==== Listed entries
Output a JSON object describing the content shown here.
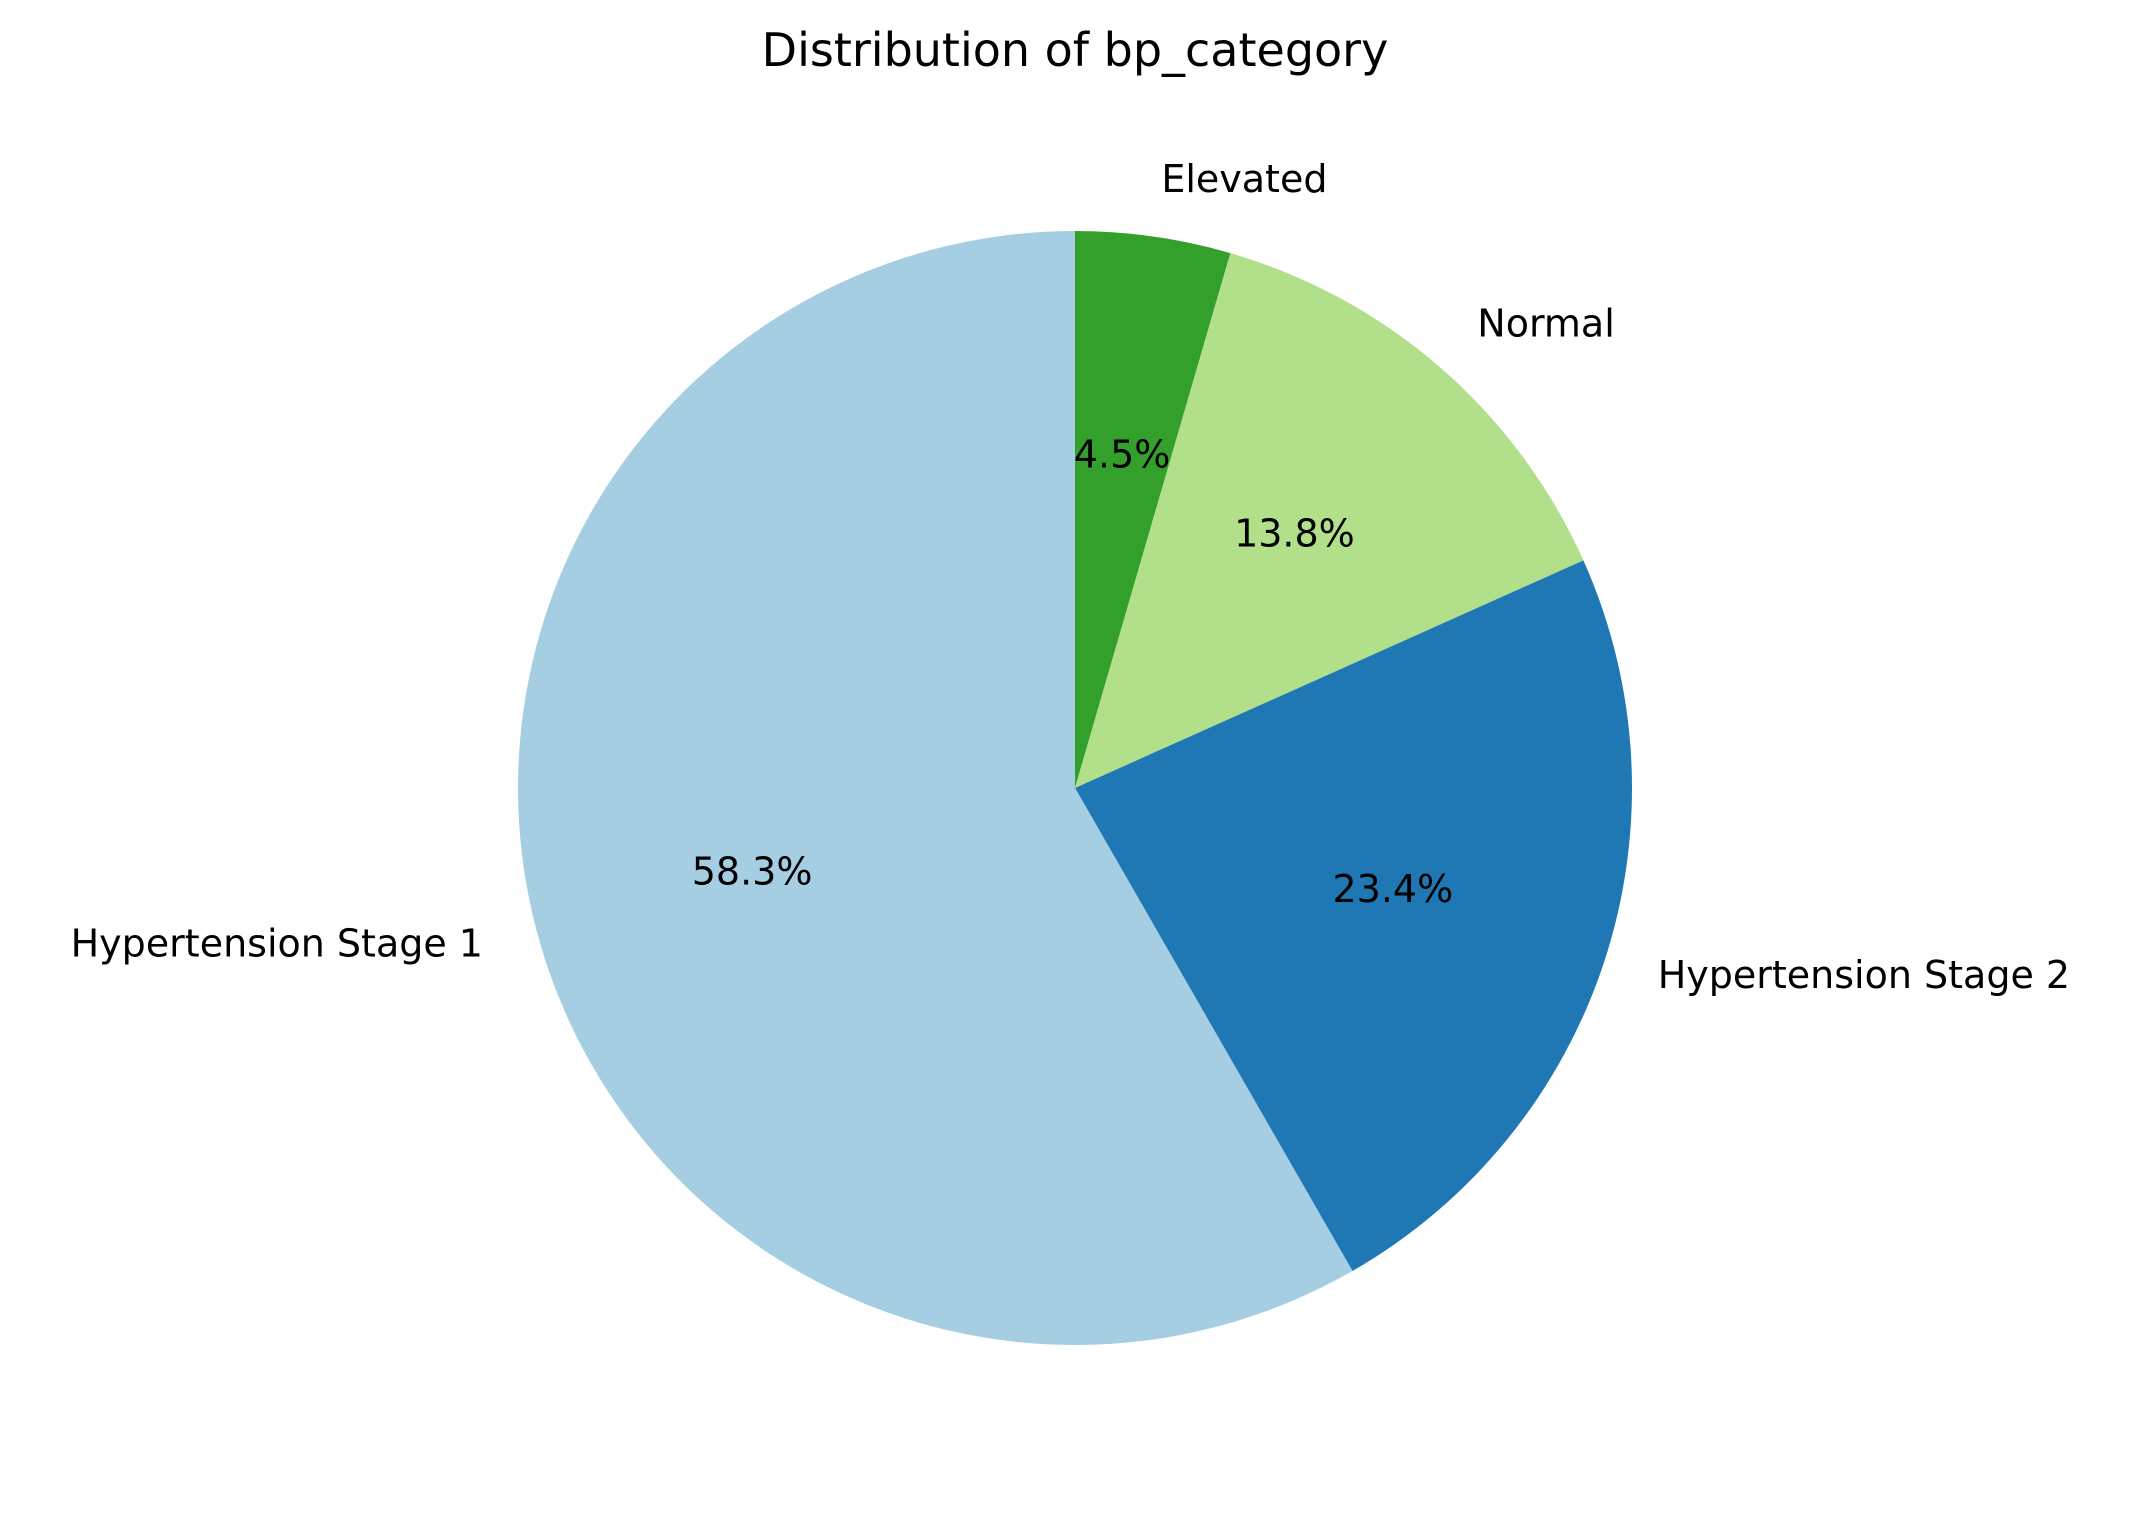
{
  "chart_data": {
    "type": "pie",
    "title": "Distribution of bp_category",
    "slices": [
      {
        "label": "Elevated",
        "value": 4.5,
        "pct_label": "4.5%",
        "color": "#33a02c"
      },
      {
        "label": "Normal",
        "value": 13.8,
        "pct_label": "13.8%",
        "color": "#b2df8a"
      },
      {
        "label": "Hypertension Stage 2",
        "value": 23.4,
        "pct_label": "23.4%",
        "color": "#1f78b4"
      },
      {
        "label": "Hypertension Stage 1",
        "value": 58.3,
        "pct_label": "58.3%",
        "color": "#a6cee3"
      }
    ],
    "start_angle": "90 degrees (top)",
    "direction": "clockwise",
    "legend": "none",
    "grid": false
  }
}
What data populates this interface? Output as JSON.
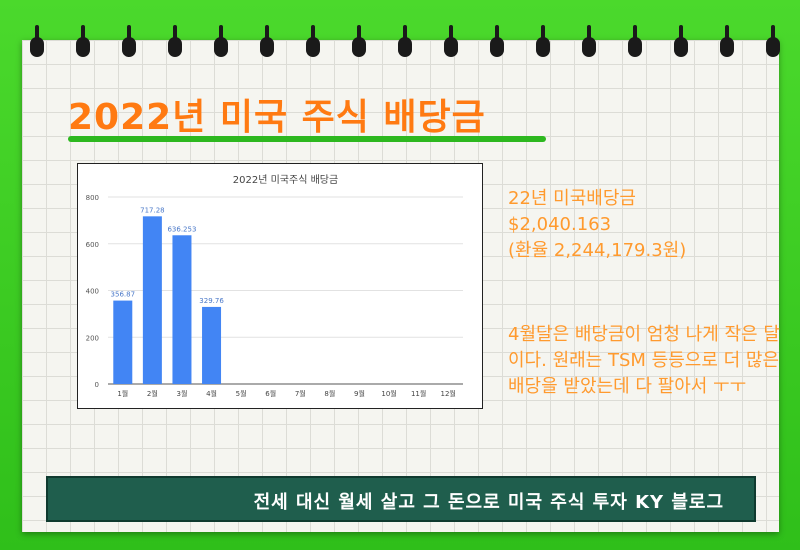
{
  "title": "2022년 미국 주식 배당금",
  "summary": {
    "line1": "22년 미국배당금",
    "line2": "$2,040.163",
    "line3": "(환율 2,244,179.3원)"
  },
  "note": "4월달은 배당금이 엄청 나게 작은 달이다. 원래는 TSM 등등으로 더 많은 배당을 받았는데 다 팔아서 ㅜㅜ",
  "footer": "전세 대신 월세 살고 그 돈으로 미국 주식 투자 KY 블로그",
  "colors": {
    "bar": "#4285f4",
    "title": "#ff7a12",
    "accent_text": "#ff9a2e",
    "footer_bg": "#1f5e4d",
    "frame": "#3ccb22"
  },
  "chart_data": {
    "type": "bar",
    "title": "2022년 미국주식 배당금",
    "categories": [
      "1월",
      "2월",
      "3월",
      "4월",
      "5월",
      "6월",
      "7월",
      "8월",
      "9월",
      "10월",
      "11월",
      "12월"
    ],
    "values": [
      356.87,
      717.28,
      636.253,
      329.76,
      null,
      null,
      null,
      null,
      null,
      null,
      null,
      null
    ],
    "value_labels": [
      "356.87",
      "717.28",
      "636.253",
      "329.76",
      "",
      "",
      "",
      "",
      "",
      "",
      "",
      ""
    ],
    "ylim": [
      0,
      800
    ],
    "yticks": [
      0,
      200,
      400,
      600,
      800
    ],
    "grid": true,
    "xlabel": "",
    "ylabel": ""
  }
}
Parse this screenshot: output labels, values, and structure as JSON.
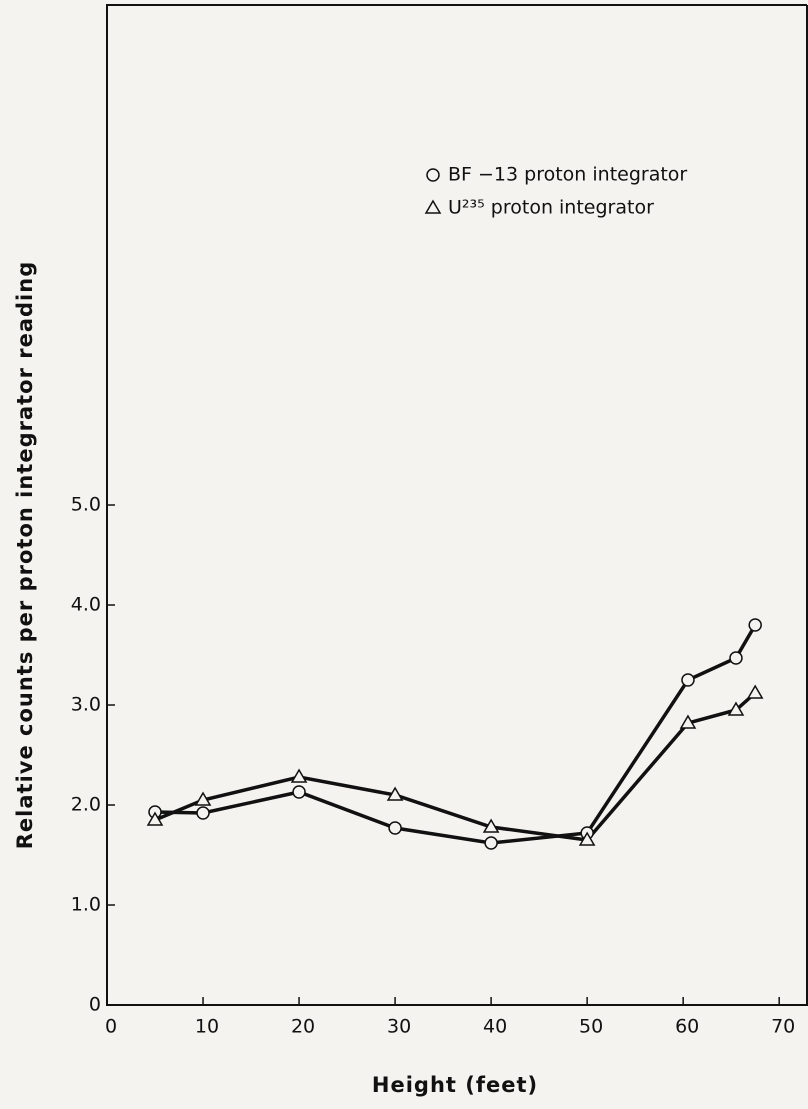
{
  "chart_data": {
    "type": "line",
    "xlabel": "Height (feet)",
    "ylabel": "Relative counts per proton integrator reading",
    "xlim": [
      0,
      73
    ],
    "xticks": [
      0,
      10,
      20,
      30,
      40,
      50,
      60,
      70
    ],
    "ylim": [
      0,
      10
    ],
    "yticks": [
      0,
      {
        "value": 1,
        "label": "1.0"
      },
      {
        "value": 2,
        "label": "2.0"
      },
      {
        "value": 3,
        "label": "3.0"
      },
      {
        "value": 4,
        "label": "4.0"
      },
      {
        "value": 5,
        "label": "5.0"
      }
    ],
    "legend": "upper right",
    "series": [
      {
        "name": "BF −13 proton integrator",
        "marker": "circle",
        "color": "#111111",
        "x": [
          5,
          10,
          20,
          30,
          40,
          50,
          60.5,
          65.5,
          67.5
        ],
        "values": [
          1.93,
          1.92,
          2.13,
          1.77,
          1.62,
          1.72,
          3.25,
          3.47,
          3.8
        ]
      },
      {
        "name": "U²³⁵ proton integrator",
        "marker": "triangle",
        "color": "#111111",
        "x": [
          5,
          10,
          20,
          30,
          40,
          50,
          60.5,
          65.5,
          67.5
        ],
        "values": [
          1.85,
          2.05,
          2.28,
          2.1,
          1.78,
          1.65,
          2.82,
          2.95,
          3.12
        ]
      }
    ]
  }
}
========
Scan the material above. Copy each line that holds the word "Hypertension".

        "label": "Hypertension Stage 2",
        "label": "Hypertension Stage 1",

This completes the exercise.